Task objective:
Print all the records exactly, please.

Input records:
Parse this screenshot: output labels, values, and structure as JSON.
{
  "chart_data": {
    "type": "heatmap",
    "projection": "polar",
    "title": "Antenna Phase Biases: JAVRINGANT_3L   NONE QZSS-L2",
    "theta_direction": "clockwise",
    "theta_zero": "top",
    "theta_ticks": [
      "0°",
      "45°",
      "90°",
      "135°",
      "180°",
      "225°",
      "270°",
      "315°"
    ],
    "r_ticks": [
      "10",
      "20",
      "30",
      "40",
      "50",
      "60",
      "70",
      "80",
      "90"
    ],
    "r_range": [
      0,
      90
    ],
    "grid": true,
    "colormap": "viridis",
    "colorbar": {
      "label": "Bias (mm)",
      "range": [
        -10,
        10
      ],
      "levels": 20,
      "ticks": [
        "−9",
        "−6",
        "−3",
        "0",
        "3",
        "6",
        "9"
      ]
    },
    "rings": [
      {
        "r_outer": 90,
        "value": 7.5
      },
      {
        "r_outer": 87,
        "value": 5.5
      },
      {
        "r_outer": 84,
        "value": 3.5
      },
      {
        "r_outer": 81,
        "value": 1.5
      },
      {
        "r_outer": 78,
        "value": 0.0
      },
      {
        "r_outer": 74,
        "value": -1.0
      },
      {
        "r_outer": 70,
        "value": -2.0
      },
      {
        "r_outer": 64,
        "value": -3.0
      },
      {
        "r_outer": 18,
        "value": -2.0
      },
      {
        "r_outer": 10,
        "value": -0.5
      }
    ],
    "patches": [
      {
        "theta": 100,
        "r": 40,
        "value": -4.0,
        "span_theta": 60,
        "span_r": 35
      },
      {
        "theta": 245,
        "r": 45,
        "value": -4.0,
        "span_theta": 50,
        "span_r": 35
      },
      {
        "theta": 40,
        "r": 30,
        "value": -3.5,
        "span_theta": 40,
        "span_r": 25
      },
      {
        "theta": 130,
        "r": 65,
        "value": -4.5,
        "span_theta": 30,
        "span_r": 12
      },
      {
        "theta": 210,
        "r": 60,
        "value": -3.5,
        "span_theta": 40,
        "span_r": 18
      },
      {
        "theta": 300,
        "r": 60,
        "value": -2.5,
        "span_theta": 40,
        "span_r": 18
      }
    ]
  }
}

Final result:
Parse this screenshot: output labels, values, and structure as JSON.
{
  "chart_data": {
    "type": "heatmap",
    "projection": "polar",
    "title": "Antenna Phase Biases: JAVRINGANT_3L   NONE QZSS-L2",
    "theta_direction": "clockwise",
    "theta_zero": "top",
    "theta_ticks": [
      "0°",
      "45°",
      "90°",
      "135°",
      "180°",
      "225°",
      "270°",
      "315°"
    ],
    "r_ticks": [
      "10",
      "20",
      "30",
      "40",
      "50",
      "60",
      "70",
      "80",
      "90"
    ],
    "r_range": [
      0,
      90
    ],
    "grid": true,
    "colormap": "viridis",
    "colorbar": {
      "label": "Bias (mm)",
      "range": [
        -10,
        10
      ],
      "levels": 20,
      "ticks": [
        "−9",
        "−6",
        "−3",
        "0",
        "3",
        "6",
        "9"
      ]
    },
    "rings": [
      {
        "r_outer": 90,
        "value": 7.5
      },
      {
        "r_outer": 87,
        "value": 5.5
      },
      {
        "r_outer": 84,
        "value": 3.5
      },
      {
        "r_outer": 81,
        "value": 1.5
      },
      {
        "r_outer": 78,
        "value": 0.0
      },
      {
        "r_outer": 74,
        "value": -1.0
      },
      {
        "r_outer": 70,
        "value": -2.0
      },
      {
        "r_outer": 64,
        "value": -3.0
      },
      {
        "r_outer": 18,
        "value": -2.0
      },
      {
        "r_outer": 10,
        "value": -0.5
      }
    ],
    "patches": [
      {
        "theta": 100,
        "r": 40,
        "value": -4.0,
        "span_theta": 60,
        "span_r": 35
      },
      {
        "theta": 245,
        "r": 45,
        "value": -4.0,
        "span_theta": 50,
        "span_r": 35
      },
      {
        "theta": 40,
        "r": 30,
        "value": -3.5,
        "span_theta": 40,
        "span_r": 25
      },
      {
        "theta": 130,
        "r": 65,
        "value": -4.5,
        "span_theta": 30,
        "span_r": 12
      },
      {
        "theta": 210,
        "r": 60,
        "value": -3.5,
        "span_theta": 40,
        "span_r": 18
      },
      {
        "theta": 300,
        "r": 60,
        "value": -2.5,
        "span_theta": 40,
        "span_r": 18
      }
    ]
  }
}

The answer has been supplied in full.